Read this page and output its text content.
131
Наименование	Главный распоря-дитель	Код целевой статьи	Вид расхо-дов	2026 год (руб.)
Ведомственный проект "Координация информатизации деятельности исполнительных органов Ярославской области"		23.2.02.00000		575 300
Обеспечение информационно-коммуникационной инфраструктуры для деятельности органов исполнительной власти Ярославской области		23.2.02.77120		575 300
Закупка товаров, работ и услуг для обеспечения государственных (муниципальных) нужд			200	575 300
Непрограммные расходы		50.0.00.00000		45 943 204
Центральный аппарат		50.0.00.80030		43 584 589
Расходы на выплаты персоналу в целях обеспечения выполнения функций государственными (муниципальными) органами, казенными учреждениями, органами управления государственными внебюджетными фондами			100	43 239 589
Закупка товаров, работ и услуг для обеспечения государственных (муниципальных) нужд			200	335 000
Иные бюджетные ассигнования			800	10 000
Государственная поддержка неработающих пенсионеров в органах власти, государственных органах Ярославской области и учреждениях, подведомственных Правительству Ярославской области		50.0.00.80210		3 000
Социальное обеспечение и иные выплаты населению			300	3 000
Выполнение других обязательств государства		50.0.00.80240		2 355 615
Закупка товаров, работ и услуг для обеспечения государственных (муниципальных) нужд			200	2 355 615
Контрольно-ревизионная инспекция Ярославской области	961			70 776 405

- - -

# SHORT EXERCISE:
Extract the listing in its entirety, matching it exactly.

# EXERCISE RESULT:
Read this page and output its text content.
131
Наименование	Главный распоря-дитель	Код целевой статьи	Вид расхо-дов	2026 год (руб.)
Ведомственный проект "Координация информатизации деятельности исполнительных органов Ярославской области"		23.2.02.00000		575 300
Обеспечение информационно-коммуникационной инфраструктуры для деятельности органов исполнительной власти Ярославской области		23.2.02.77120		575 300
Закупка товаров, работ и услуг для обеспечения государственных (муниципальных) нужд			200	575 300
Непрограммные расходы		50.0.00.00000		45 943 204
Центральный аппарат		50.0.00.80030		43 584 589
Расходы на выплаты персоналу в целях обеспечения выполнения функций государственными (муниципальными) органами, казенными учреждениями, органами управления государственными внебюджетными фондами			100	43 239 589
Закупка товаров, работ и услуг для обеспечения государственных (муниципальных) нужд			200	335 000
Иные бюджетные ассигнования			800	10 000
Государственная поддержка неработающих пенсионеров в органах власти, государственных органах Ярославской области и учреждениях, подведомственных Правительству Ярославской области		50.0.00.80210		3 000
Социальное обеспечение и иные выплаты населению			300	3 000
Выполнение других обязательств государства		50.0.00.80240		2 355 615
Закупка товаров, работ и услуг для обеспечения государственных (муниципальных) нужд			200	2 355 615
Контрольно-ревизионная инспекция Ярославской области	961			70 776 405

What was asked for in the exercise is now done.